-- Start --

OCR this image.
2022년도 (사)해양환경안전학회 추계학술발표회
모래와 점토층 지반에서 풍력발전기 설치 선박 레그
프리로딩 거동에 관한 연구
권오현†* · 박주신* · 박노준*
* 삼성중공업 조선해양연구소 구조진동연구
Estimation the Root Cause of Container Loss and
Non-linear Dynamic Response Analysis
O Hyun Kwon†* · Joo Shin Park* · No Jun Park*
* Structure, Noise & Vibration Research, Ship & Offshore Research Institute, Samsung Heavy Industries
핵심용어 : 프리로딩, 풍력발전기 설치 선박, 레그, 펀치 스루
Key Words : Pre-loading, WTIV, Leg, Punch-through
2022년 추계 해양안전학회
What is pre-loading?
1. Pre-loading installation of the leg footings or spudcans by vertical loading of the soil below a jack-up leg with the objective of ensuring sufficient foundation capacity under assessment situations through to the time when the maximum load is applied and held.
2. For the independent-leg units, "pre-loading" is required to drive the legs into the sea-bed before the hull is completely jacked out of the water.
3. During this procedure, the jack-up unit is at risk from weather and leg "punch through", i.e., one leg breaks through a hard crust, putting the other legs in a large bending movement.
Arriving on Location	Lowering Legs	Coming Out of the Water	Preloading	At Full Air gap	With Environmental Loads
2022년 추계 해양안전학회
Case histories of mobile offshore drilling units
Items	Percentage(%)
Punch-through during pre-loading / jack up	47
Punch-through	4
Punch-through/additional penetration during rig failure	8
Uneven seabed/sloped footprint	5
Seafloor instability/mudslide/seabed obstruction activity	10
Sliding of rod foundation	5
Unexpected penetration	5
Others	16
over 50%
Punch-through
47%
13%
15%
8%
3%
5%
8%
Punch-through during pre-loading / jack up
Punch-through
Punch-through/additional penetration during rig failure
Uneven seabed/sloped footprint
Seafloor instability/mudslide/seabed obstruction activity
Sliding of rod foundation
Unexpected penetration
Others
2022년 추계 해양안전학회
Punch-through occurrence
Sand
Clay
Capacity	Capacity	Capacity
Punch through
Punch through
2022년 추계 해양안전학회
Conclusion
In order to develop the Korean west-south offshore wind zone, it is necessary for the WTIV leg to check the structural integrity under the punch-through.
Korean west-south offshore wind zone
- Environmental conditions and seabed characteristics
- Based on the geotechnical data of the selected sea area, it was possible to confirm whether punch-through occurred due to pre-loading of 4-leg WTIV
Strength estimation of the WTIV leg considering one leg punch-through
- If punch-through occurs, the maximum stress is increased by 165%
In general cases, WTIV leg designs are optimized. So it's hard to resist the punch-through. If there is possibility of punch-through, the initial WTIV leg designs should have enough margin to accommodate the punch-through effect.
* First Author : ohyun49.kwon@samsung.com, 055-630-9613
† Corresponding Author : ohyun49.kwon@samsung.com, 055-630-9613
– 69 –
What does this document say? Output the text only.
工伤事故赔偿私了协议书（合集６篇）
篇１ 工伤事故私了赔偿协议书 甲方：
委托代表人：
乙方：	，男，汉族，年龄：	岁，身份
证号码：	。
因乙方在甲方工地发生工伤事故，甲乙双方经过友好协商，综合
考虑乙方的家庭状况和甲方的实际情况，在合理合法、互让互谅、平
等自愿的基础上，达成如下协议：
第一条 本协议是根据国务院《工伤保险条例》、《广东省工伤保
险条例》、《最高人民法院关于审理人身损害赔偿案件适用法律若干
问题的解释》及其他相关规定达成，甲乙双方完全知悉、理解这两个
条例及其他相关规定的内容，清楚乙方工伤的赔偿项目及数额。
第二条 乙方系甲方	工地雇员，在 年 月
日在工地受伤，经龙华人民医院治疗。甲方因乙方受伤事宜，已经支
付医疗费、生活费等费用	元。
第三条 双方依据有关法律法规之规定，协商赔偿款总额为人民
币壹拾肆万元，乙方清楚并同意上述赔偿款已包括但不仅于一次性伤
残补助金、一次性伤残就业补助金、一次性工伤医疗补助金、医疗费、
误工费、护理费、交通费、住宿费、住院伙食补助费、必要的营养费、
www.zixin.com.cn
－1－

-- End --

▶ _Exercise objective_: How many lines in the entries contain the string "zone"? Answer with the number only.

▶ _Result of the task_: 2